:: Layout element entries ::
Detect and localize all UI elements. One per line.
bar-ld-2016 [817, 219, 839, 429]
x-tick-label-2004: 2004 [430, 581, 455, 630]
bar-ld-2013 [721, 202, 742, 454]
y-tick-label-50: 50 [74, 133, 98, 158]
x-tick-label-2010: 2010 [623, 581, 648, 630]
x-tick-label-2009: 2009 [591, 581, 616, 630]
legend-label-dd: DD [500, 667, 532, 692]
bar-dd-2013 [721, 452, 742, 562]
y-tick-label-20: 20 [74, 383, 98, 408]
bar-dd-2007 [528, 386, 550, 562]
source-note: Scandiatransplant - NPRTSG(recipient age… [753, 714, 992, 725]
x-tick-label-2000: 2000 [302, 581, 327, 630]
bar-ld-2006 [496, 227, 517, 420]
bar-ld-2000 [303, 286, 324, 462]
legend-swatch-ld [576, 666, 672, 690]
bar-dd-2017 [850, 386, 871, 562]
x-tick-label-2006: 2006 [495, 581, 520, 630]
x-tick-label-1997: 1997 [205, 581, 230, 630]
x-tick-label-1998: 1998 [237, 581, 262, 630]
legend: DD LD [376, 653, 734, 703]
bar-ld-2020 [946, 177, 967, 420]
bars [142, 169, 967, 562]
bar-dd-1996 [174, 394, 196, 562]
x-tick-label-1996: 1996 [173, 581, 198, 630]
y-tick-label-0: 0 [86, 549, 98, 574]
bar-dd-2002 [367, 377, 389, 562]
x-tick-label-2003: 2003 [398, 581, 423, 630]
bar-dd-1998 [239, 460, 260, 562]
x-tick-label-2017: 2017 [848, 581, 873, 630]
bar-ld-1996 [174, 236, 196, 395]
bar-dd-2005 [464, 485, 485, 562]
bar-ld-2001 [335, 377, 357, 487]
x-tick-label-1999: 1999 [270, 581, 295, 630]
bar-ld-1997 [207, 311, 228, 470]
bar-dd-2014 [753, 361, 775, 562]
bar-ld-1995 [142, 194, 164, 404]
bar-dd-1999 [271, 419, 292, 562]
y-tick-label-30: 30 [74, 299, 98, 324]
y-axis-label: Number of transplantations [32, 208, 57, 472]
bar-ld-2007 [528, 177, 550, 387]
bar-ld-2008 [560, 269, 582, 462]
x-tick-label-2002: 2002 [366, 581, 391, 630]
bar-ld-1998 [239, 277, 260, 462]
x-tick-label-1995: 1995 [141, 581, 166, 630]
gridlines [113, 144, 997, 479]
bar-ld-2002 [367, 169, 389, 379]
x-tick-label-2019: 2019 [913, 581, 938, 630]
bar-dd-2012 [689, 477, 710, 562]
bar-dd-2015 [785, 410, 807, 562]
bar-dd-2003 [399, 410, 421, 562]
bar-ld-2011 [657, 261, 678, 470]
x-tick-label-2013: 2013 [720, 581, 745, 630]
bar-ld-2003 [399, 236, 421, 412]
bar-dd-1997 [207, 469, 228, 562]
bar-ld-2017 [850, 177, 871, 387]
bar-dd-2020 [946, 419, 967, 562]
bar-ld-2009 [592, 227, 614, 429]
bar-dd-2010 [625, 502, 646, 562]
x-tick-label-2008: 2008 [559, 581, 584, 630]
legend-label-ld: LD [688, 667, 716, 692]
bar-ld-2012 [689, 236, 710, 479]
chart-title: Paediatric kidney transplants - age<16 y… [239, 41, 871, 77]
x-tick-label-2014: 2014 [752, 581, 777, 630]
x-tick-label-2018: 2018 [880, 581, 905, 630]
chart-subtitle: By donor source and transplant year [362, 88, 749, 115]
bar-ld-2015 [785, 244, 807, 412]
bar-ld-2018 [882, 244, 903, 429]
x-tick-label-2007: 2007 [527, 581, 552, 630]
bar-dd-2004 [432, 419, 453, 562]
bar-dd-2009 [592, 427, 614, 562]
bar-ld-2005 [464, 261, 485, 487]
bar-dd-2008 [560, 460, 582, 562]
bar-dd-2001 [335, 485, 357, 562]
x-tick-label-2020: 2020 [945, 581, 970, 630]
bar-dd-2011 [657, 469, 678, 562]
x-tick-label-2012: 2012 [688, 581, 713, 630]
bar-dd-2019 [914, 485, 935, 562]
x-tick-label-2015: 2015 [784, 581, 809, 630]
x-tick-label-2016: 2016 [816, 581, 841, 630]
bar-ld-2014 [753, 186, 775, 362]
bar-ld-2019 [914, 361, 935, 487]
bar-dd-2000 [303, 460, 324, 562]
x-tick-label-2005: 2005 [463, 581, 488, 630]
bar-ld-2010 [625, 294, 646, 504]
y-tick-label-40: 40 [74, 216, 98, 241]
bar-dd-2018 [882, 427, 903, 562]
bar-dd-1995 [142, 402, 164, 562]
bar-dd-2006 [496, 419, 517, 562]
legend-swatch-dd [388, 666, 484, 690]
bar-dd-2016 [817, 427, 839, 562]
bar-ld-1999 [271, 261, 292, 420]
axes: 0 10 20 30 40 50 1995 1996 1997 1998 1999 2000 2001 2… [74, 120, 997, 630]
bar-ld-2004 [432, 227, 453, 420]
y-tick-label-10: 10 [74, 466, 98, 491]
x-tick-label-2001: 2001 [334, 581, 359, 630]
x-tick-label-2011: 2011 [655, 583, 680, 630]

:: Aim of the task ::
Please reproduce each of the records above word for word, in the same order.

:: Answer to the problem ::
Detect and localize all UI elements. One per line.
bar-ld-2016 [817, 219, 839, 429]
x-tick-label-2004: 2004 [430, 581, 455, 630]
bar-ld-2013 [721, 202, 742, 454]
y-tick-label-50: 50 [74, 133, 98, 158]
x-tick-label-2010: 2010 [623, 581, 648, 630]
x-tick-label-2009: 2009 [591, 581, 616, 630]
legend-label-dd: DD [500, 667, 532, 692]
bar-dd-2013 [721, 452, 742, 562]
y-tick-label-20: 20 [74, 383, 98, 408]
bar-dd-2007 [528, 386, 550, 562]
source-note: Scandiatransplant - NPRTSG(recipient age… [753, 714, 992, 725]
x-tick-label-2000: 2000 [302, 581, 327, 630]
bar-ld-2006 [496, 227, 517, 420]
bar-ld-2000 [303, 286, 324, 462]
legend-swatch-ld [576, 666, 672, 690]
bar-dd-2017 [850, 386, 871, 562]
x-tick-label-2006: 2006 [495, 581, 520, 630]
x-tick-label-1997: 1997 [205, 581, 230, 630]
x-tick-label-1998: 1998 [237, 581, 262, 630]
legend: DD LD [376, 653, 734, 703]
bar-ld-2020 [946, 177, 967, 420]
bars [142, 169, 967, 562]
bar-dd-1996 [174, 394, 196, 562]
x-tick-label-1996: 1996 [173, 581, 198, 630]
y-tick-label-0: 0 [86, 549, 98, 574]
bar-dd-2002 [367, 377, 389, 562]
x-tick-label-2003: 2003 [398, 581, 423, 630]
bar-dd-1998 [239, 460, 260, 562]
x-tick-label-2017: 2017 [848, 581, 873, 630]
bar-ld-1996 [174, 236, 196, 395]
bar-dd-2005 [464, 485, 485, 562]
bar-ld-2001 [335, 377, 357, 487]
x-tick-label-1999: 1999 [270, 581, 295, 630]
bar-ld-1997 [207, 311, 228, 470]
bar-dd-2014 [753, 361, 775, 562]
bar-ld-1995 [142, 194, 164, 404]
bar-dd-1999 [271, 419, 292, 562]
y-tick-label-30: 30 [74, 299, 98, 324]
y-axis-label: Number of transplantations [32, 208, 57, 472]
bar-ld-2007 [528, 177, 550, 387]
bar-ld-2008 [560, 269, 582, 462]
x-tick-label-2002: 2002 [366, 581, 391, 630]
bar-ld-1998 [239, 277, 260, 462]
x-tick-label-1995: 1995 [141, 581, 166, 630]
gridlines [113, 144, 997, 479]
bar-ld-2002 [367, 169, 389, 379]
x-tick-label-2019: 2019 [913, 581, 938, 630]
bar-dd-2012 [689, 477, 710, 562]
bar-dd-2015 [785, 410, 807, 562]
bar-dd-2003 [399, 410, 421, 562]
bar-ld-2011 [657, 261, 678, 470]
x-tick-label-2013: 2013 [720, 581, 745, 630]
bar-ld-2003 [399, 236, 421, 412]
bar-dd-1997 [207, 469, 228, 562]
bar-ld-2017 [850, 177, 871, 387]
bar-dd-2020 [946, 419, 967, 562]
bar-ld-2009 [592, 227, 614, 429]
bar-dd-2010 [625, 502, 646, 562]
x-tick-label-2008: 2008 [559, 581, 584, 630]
legend-label-ld: LD [688, 667, 716, 692]
bar-ld-2012 [689, 236, 710, 479]
chart-title: Paediatric kidney transplants - age<16 y… [239, 41, 871, 77]
x-tick-label-2014: 2014 [752, 581, 777, 630]
x-tick-label-2018: 2018 [880, 581, 905, 630]
chart-subtitle: By donor source and transplant year [362, 88, 749, 115]
bar-ld-2015 [785, 244, 807, 412]
bar-ld-2018 [882, 244, 903, 429]
x-tick-label-2007: 2007 [527, 581, 552, 630]
bar-dd-2004 [432, 419, 453, 562]
bar-dd-2009 [592, 427, 614, 562]
bar-ld-2005 [464, 261, 485, 487]
bar-dd-2008 [560, 460, 582, 562]
bar-dd-2001 [335, 485, 357, 562]
x-tick-label-2020: 2020 [945, 581, 970, 630]
bar-dd-2011 [657, 469, 678, 562]
x-tick-label-2012: 2012 [688, 581, 713, 630]
bar-dd-2019 [914, 485, 935, 562]
x-tick-label-2015: 2015 [784, 581, 809, 630]
x-tick-label-2016: 2016 [816, 581, 841, 630]
bar-ld-2014 [753, 186, 775, 362]
bar-ld-2019 [914, 361, 935, 487]
bar-dd-2000 [303, 460, 324, 562]
x-tick-label-2005: 2005 [463, 581, 488, 630]
bar-ld-2010 [625, 294, 646, 504]
y-tick-label-40: 40 [74, 216, 98, 241]
bar-dd-2018 [882, 427, 903, 562]
bar-dd-1995 [142, 402, 164, 562]
bar-dd-2006 [496, 419, 517, 562]
legend-swatch-dd [388, 666, 484, 690]
bar-dd-2016 [817, 427, 839, 562]
bar-ld-1999 [271, 261, 292, 420]
axes: 0 10 20 30 40 50 1995 1996 1997 1998 1999 2000 2001 2… [74, 120, 997, 630]
bar-ld-2004 [432, 227, 453, 420]
y-tick-label-10: 10 [74, 466, 98, 491]
x-tick-label-2001: 2001 [334, 581, 359, 630]
x-tick-label-2011: 2011 [655, 583, 680, 630]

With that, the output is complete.